**Exercise prompt:**
Copy all lines of the listing that include the string "data".

**Extracted material:**
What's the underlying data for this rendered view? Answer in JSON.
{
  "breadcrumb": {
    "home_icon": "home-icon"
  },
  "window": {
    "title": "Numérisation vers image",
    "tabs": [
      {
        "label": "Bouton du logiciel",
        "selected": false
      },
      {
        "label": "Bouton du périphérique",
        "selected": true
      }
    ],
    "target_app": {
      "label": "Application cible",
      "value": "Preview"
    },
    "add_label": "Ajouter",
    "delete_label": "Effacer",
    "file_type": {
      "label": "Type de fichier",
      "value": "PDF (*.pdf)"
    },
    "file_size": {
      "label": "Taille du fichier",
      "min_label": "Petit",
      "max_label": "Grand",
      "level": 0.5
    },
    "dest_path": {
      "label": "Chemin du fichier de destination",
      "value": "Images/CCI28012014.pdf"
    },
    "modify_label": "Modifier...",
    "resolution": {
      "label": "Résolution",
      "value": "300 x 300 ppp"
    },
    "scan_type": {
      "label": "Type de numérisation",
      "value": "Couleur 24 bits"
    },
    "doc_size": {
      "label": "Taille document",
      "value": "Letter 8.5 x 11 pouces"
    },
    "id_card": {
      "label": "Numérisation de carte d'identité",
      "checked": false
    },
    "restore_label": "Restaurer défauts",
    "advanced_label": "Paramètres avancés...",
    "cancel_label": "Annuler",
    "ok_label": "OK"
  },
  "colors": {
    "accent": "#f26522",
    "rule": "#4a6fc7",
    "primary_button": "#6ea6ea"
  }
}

* * *

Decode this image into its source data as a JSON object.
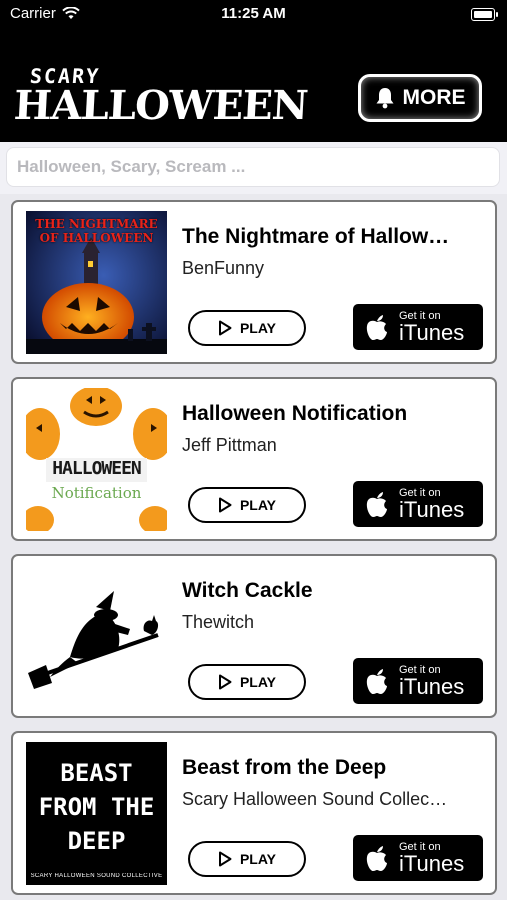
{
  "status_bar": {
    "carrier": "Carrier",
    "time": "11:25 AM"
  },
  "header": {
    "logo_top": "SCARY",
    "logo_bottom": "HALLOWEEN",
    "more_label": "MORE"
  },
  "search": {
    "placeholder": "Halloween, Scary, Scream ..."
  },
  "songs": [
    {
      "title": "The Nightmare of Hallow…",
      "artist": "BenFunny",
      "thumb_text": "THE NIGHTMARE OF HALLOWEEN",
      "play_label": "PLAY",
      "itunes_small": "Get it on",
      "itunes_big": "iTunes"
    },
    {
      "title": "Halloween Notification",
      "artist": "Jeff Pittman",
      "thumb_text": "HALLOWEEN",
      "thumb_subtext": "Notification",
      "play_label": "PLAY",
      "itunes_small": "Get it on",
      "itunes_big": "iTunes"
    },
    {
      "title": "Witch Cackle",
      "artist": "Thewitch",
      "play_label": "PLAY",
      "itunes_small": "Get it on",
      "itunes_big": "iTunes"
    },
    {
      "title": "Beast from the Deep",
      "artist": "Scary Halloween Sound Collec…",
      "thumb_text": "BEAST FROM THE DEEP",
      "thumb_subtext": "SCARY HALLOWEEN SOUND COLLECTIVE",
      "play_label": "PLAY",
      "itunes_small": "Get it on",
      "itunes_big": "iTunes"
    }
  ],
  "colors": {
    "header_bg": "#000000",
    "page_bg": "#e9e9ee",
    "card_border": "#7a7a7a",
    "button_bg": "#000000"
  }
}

**Response below:**
What's the underlying data for this rendered view? Answer in JSON.
Decode this image into its source data as a JSON object.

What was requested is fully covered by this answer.